To be done
Every entry below must be repeated exactly; skip the pictures.

Stored records
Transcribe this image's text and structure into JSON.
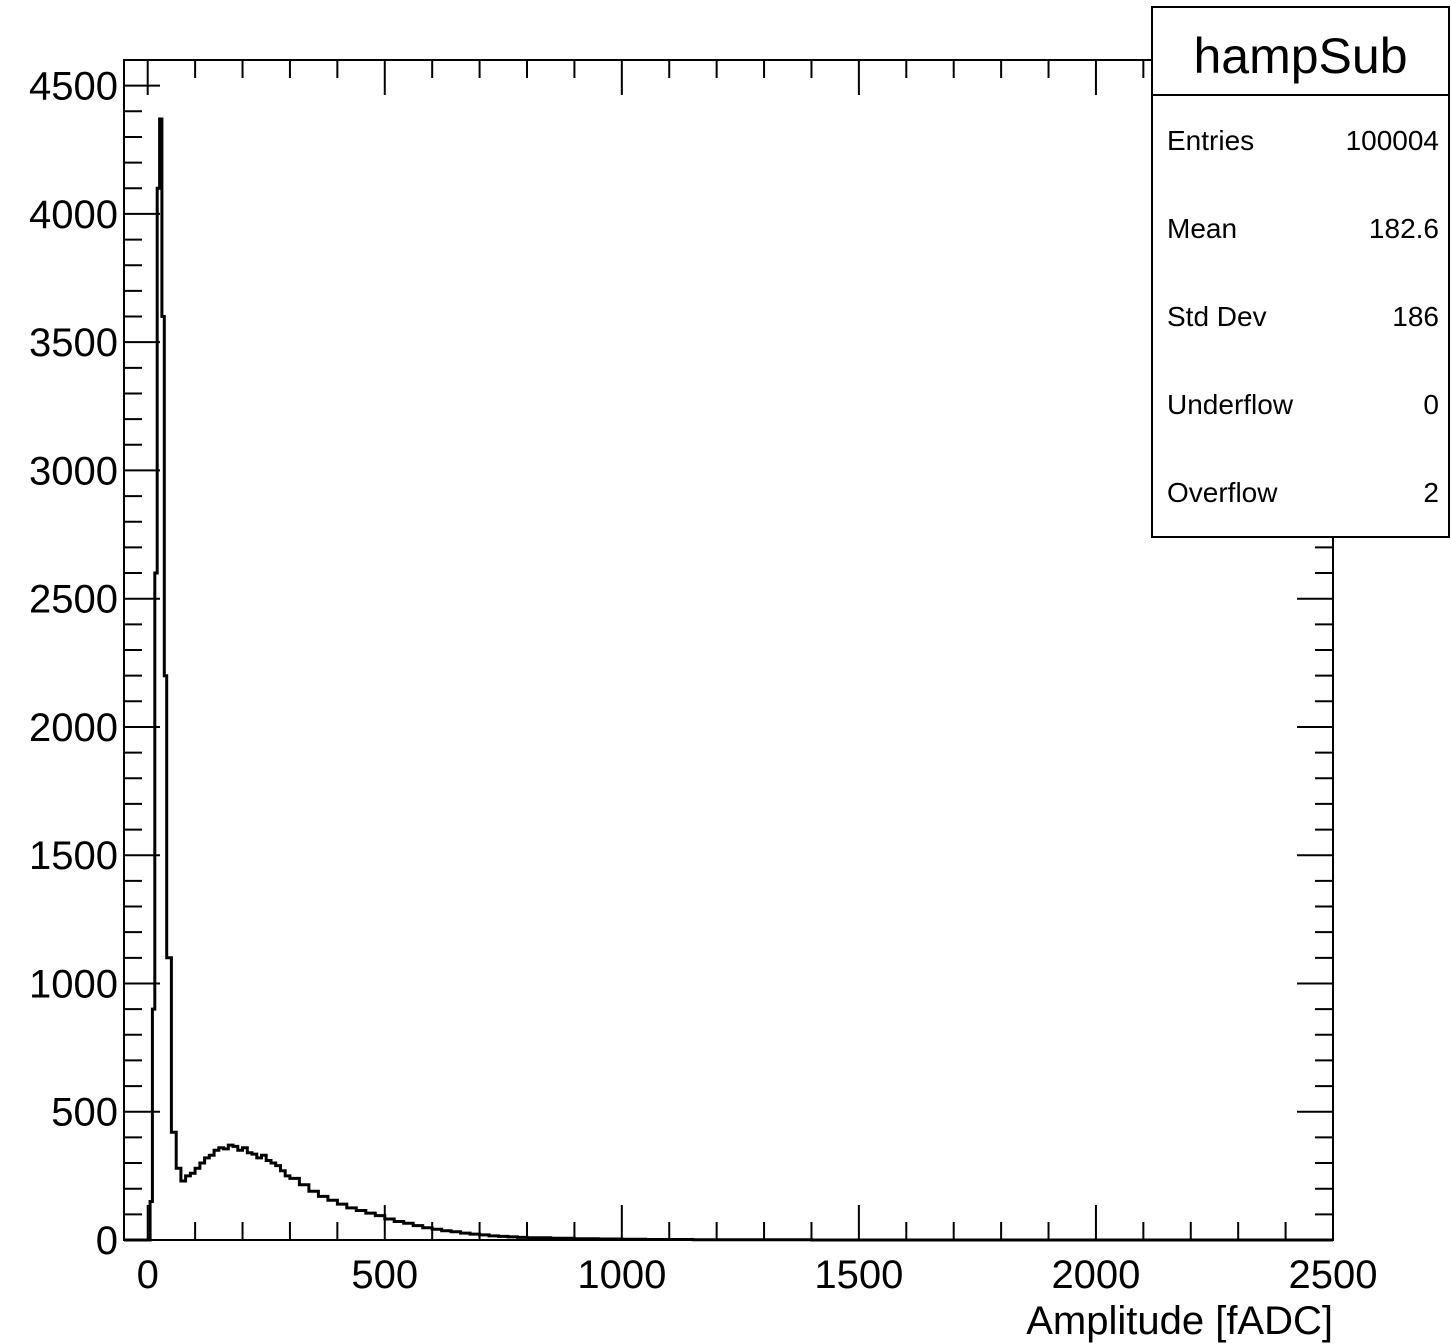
{
  "chart_data": {
    "type": "line",
    "style": "step-histogram",
    "title": "",
    "xlabel": "Amplitude [fADC]",
    "ylabel": "",
    "xlim": [
      -50,
      2500
    ],
    "ylim": [
      0,
      4600
    ],
    "x_ticks": [
      {
        "value": 0,
        "label": "0"
      },
      {
        "value": 500,
        "label": "500"
      },
      {
        "value": 1000,
        "label": "1000"
      },
      {
        "value": 1500,
        "label": "1500"
      },
      {
        "value": 2000,
        "label": "2000"
      },
      {
        "value": 2500,
        "label": "2500"
      }
    ],
    "y_ticks": [
      {
        "value": 0,
        "label": "0"
      },
      {
        "value": 500,
        "label": "500"
      },
      {
        "value": 1000,
        "label": "1000"
      },
      {
        "value": 1500,
        "label": "1500"
      },
      {
        "value": 2000,
        "label": "2000"
      },
      {
        "value": 2500,
        "label": "2500"
      },
      {
        "value": 3000,
        "label": "3000"
      },
      {
        "value": 3500,
        "label": "3500"
      },
      {
        "value": 4000,
        "label": "4000"
      },
      {
        "value": 4500,
        "label": "4500"
      }
    ],
    "grid": false,
    "line_color": "#000000",
    "series": [
      {
        "x": [
          -50,
          0,
          5,
          10,
          15,
          20,
          25,
          30,
          35,
          40,
          50,
          60,
          70,
          80,
          90,
          100,
          110,
          120,
          130,
          140,
          150,
          160,
          170,
          180,
          190,
          200,
          210,
          220,
          230,
          240,
          250,
          260,
          270,
          280,
          290,
          300,
          320,
          340,
          360,
          380,
          400,
          420,
          440,
          460,
          480,
          500,
          520,
          540,
          560,
          580,
          600,
          620,
          640,
          660,
          680,
          700,
          720,
          740,
          760,
          780,
          800,
          850,
          900,
          950,
          1000,
          1050,
          1100,
          1150,
          1200,
          1300,
          1400,
          1500,
          1600,
          1700,
          1800,
          1900,
          2000,
          2100,
          2200,
          2300,
          2400,
          2500
        ],
        "values": [
          0,
          0,
          150,
          900,
          2600,
          4100,
          4370,
          3600,
          2200,
          1100,
          420,
          280,
          230,
          250,
          260,
          280,
          300,
          320,
          330,
          350,
          360,
          355,
          370,
          365,
          350,
          360,
          340,
          335,
          320,
          330,
          310,
          300,
          290,
          270,
          250,
          240,
          215,
          190,
          170,
          155,
          140,
          125,
          115,
          105,
          95,
          82,
          72,
          65,
          56,
          48,
          42,
          36,
          32,
          27,
          23,
          20,
          16,
          14,
          12,
          10,
          9,
          7,
          5,
          4,
          3,
          2,
          2,
          1,
          1,
          1,
          0,
          0,
          0,
          0,
          0,
          0,
          0,
          0,
          0,
          0,
          0,
          0
        ]
      }
    ]
  },
  "stats_box": {
    "title": "hampSub",
    "rows": [
      {
        "label": "Entries",
        "value": "100004"
      },
      {
        "label": "Mean",
        "value": "182.6"
      },
      {
        "label": "Std Dev",
        "value": "186"
      },
      {
        "label": "Underflow",
        "value": "0"
      },
      {
        "label": "Overflow",
        "value": "2"
      }
    ]
  }
}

Result below
Transcribe this image's text and structure into JSON.
{
  "chart_data": {
    "type": "line",
    "style": "step-histogram",
    "title": "",
    "xlabel": "Amplitude [fADC]",
    "ylabel": "",
    "xlim": [
      -50,
      2500
    ],
    "ylim": [
      0,
      4600
    ],
    "x_ticks": [
      {
        "value": 0,
        "label": "0"
      },
      {
        "value": 500,
        "label": "500"
      },
      {
        "value": 1000,
        "label": "1000"
      },
      {
        "value": 1500,
        "label": "1500"
      },
      {
        "value": 2000,
        "label": "2000"
      },
      {
        "value": 2500,
        "label": "2500"
      }
    ],
    "y_ticks": [
      {
        "value": 0,
        "label": "0"
      },
      {
        "value": 500,
        "label": "500"
      },
      {
        "value": 1000,
        "label": "1000"
      },
      {
        "value": 1500,
        "label": "1500"
      },
      {
        "value": 2000,
        "label": "2000"
      },
      {
        "value": 2500,
        "label": "2500"
      },
      {
        "value": 3000,
        "label": "3000"
      },
      {
        "value": 3500,
        "label": "3500"
      },
      {
        "value": 4000,
        "label": "4000"
      },
      {
        "value": 4500,
        "label": "4500"
      }
    ],
    "grid": false,
    "line_color": "#000000",
    "series": [
      {
        "x": [
          -50,
          0,
          5,
          10,
          15,
          20,
          25,
          30,
          35,
          40,
          50,
          60,
          70,
          80,
          90,
          100,
          110,
          120,
          130,
          140,
          150,
          160,
          170,
          180,
          190,
          200,
          210,
          220,
          230,
          240,
          250,
          260,
          270,
          280,
          290,
          300,
          320,
          340,
          360,
          380,
          400,
          420,
          440,
          460,
          480,
          500,
          520,
          540,
          560,
          580,
          600,
          620,
          640,
          660,
          680,
          700,
          720,
          740,
          760,
          780,
          800,
          850,
          900,
          950,
          1000,
          1050,
          1100,
          1150,
          1200,
          1300,
          1400,
          1500,
          1600,
          1700,
          1800,
          1900,
          2000,
          2100,
          2200,
          2300,
          2400,
          2500
        ],
        "values": [
          0,
          0,
          150,
          900,
          2600,
          4100,
          4370,
          3600,
          2200,
          1100,
          420,
          280,
          230,
          250,
          260,
          280,
          300,
          320,
          330,
          350,
          360,
          355,
          370,
          365,
          350,
          360,
          340,
          335,
          320,
          330,
          310,
          300,
          290,
          270,
          250,
          240,
          215,
          190,
          170,
          155,
          140,
          125,
          115,
          105,
          95,
          82,
          72,
          65,
          56,
          48,
          42,
          36,
          32,
          27,
          23,
          20,
          16,
          14,
          12,
          10,
          9,
          7,
          5,
          4,
          3,
          2,
          2,
          1,
          1,
          1,
          0,
          0,
          0,
          0,
          0,
          0,
          0,
          0,
          0,
          0,
          0,
          0
        ]
      }
    ]
  },
  "stats_box": {
    "title": "hampSub",
    "rows": [
      {
        "label": "Entries",
        "value": "100004"
      },
      {
        "label": "Mean",
        "value": "182.6"
      },
      {
        "label": "Std Dev",
        "value": "186"
      },
      {
        "label": "Underflow",
        "value": "0"
      },
      {
        "label": "Overflow",
        "value": "2"
      }
    ]
  }
}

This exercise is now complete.